-- START --
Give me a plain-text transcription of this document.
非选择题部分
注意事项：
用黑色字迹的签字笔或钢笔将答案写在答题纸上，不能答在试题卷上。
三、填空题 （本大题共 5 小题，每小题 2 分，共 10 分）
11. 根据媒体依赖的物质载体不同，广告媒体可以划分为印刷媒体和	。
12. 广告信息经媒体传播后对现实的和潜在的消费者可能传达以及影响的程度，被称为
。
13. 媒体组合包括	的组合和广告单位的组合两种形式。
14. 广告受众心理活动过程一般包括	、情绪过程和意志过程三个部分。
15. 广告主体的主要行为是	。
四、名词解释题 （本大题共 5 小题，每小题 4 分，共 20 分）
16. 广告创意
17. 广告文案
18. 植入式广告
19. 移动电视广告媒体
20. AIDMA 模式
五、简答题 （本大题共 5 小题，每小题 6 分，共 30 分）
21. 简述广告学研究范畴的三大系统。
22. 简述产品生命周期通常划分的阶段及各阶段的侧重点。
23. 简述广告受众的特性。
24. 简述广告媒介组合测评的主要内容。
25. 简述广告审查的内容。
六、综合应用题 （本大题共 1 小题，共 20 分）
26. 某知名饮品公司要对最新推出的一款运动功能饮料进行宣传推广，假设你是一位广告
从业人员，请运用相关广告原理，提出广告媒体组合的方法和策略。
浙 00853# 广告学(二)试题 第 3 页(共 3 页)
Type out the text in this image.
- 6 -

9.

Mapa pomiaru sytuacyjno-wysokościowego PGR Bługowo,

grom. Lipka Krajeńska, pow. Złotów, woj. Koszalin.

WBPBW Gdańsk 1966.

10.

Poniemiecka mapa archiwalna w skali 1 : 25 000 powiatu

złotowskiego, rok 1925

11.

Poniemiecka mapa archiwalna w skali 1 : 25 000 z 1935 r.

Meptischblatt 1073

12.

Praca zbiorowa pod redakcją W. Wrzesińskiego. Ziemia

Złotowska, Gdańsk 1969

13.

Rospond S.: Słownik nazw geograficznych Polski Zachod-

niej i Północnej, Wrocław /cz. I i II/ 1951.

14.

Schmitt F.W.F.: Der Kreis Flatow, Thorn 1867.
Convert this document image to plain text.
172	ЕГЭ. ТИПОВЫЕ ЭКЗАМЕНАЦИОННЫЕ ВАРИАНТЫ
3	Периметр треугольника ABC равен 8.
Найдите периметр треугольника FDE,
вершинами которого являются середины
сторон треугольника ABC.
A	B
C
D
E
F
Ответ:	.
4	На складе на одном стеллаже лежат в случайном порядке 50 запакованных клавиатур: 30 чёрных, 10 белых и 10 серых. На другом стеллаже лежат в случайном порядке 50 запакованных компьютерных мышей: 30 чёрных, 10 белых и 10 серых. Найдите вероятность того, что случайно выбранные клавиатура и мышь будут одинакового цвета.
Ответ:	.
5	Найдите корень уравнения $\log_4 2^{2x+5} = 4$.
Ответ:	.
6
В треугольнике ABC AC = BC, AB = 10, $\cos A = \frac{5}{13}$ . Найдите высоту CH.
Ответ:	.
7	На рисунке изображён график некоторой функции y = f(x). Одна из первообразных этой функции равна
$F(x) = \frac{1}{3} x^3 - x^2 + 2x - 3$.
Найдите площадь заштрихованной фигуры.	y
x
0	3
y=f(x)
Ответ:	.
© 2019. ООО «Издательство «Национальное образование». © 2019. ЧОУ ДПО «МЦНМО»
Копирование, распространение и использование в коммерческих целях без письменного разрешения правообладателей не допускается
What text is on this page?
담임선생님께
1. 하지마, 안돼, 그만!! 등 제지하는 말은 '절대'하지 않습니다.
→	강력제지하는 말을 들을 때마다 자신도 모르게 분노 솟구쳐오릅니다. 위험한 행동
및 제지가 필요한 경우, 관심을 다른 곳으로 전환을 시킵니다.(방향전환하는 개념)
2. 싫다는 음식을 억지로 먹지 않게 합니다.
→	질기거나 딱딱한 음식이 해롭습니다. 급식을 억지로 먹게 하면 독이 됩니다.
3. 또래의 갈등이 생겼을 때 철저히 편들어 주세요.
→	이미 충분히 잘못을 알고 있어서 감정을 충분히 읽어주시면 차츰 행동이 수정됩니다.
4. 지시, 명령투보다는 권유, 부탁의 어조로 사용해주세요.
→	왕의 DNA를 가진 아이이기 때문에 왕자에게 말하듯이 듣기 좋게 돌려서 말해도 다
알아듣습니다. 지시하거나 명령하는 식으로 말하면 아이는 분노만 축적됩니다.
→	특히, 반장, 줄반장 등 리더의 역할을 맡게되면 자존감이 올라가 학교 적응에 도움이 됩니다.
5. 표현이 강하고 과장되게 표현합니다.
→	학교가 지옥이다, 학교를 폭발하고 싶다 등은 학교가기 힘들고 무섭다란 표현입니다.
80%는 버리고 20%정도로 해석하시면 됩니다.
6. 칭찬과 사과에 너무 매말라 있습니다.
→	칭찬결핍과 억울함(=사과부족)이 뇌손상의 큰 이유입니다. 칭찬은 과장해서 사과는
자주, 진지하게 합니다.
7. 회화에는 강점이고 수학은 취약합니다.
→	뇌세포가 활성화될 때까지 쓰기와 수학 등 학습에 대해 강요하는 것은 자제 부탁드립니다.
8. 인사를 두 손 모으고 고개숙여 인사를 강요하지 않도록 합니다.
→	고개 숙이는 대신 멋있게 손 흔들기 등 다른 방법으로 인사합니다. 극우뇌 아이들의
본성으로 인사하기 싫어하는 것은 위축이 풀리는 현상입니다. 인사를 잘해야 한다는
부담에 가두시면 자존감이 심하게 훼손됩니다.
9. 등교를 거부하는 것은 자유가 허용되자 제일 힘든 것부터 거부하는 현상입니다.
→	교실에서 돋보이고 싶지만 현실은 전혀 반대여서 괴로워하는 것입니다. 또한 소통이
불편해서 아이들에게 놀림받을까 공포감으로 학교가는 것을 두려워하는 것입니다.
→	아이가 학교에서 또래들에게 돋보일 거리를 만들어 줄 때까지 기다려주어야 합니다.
-- END --
## Problem
Gather each line in the entries above where the string "현상입니다" is found.

## Result of the task
본성으로 인사하기 싫어하는 것은 위축이 풀리는 현상입니다. 인사를 잘해야 한다는
9. 등교를 거부하는 것은 자유가 허용되자 제일 힘든 것부터 거부하는 현상입니다.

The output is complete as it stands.